Records follow. Copy every line with "empirik".

[Data listing]

- - - - -

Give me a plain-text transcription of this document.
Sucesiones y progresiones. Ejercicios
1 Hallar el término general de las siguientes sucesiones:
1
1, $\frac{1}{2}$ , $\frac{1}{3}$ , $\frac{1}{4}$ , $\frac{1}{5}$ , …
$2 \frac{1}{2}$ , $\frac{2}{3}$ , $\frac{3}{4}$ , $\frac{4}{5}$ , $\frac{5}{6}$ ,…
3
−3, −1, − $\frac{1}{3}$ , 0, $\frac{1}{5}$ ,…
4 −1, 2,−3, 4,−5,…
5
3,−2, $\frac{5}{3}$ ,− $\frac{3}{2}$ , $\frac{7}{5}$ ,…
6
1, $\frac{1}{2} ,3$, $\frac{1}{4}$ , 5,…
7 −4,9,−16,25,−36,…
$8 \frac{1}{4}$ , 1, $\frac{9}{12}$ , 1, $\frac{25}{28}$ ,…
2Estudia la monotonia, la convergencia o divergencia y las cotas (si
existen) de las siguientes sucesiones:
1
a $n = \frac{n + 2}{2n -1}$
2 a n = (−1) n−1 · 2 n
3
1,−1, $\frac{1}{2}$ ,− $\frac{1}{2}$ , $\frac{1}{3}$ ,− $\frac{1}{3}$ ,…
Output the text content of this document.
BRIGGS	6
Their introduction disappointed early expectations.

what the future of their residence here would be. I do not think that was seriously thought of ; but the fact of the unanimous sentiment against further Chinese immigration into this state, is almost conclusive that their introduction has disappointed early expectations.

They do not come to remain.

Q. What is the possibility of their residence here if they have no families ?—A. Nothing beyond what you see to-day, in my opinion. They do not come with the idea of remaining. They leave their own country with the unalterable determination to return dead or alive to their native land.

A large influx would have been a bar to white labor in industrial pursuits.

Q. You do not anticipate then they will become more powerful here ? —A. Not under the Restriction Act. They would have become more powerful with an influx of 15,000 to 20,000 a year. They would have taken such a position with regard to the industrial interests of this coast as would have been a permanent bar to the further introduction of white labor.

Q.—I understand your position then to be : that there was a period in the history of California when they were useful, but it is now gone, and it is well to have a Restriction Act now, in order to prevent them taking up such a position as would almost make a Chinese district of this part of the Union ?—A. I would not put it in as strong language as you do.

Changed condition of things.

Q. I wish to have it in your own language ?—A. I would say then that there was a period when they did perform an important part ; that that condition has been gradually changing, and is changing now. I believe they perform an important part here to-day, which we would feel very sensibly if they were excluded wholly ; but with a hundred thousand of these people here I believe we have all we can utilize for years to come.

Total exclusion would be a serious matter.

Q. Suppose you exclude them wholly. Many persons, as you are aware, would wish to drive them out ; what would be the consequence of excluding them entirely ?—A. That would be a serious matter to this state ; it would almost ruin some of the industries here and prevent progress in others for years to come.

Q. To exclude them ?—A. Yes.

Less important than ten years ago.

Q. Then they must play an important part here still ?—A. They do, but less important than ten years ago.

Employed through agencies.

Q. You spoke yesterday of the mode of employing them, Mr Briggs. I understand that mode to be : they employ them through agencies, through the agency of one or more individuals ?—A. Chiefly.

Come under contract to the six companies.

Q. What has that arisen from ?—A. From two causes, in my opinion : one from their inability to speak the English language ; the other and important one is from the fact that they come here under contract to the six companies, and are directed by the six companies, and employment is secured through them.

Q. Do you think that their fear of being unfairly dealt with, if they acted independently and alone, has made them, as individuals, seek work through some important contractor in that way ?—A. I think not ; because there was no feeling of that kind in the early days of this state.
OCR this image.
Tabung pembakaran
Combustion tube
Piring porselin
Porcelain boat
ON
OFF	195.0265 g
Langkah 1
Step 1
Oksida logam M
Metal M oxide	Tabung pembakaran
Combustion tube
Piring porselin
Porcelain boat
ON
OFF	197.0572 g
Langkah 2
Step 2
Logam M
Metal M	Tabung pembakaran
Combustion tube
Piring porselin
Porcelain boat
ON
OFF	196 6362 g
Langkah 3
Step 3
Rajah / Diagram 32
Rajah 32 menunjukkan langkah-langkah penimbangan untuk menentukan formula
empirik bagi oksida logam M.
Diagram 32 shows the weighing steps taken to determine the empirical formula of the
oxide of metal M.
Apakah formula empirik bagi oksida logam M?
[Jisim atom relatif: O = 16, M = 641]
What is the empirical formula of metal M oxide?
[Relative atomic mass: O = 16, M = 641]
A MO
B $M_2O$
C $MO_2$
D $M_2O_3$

- - - - -

OUTPUT FOR THIS EXERCISE:
empirik bagi oksida logam M.
Apakah formula empirik bagi oksida logam M?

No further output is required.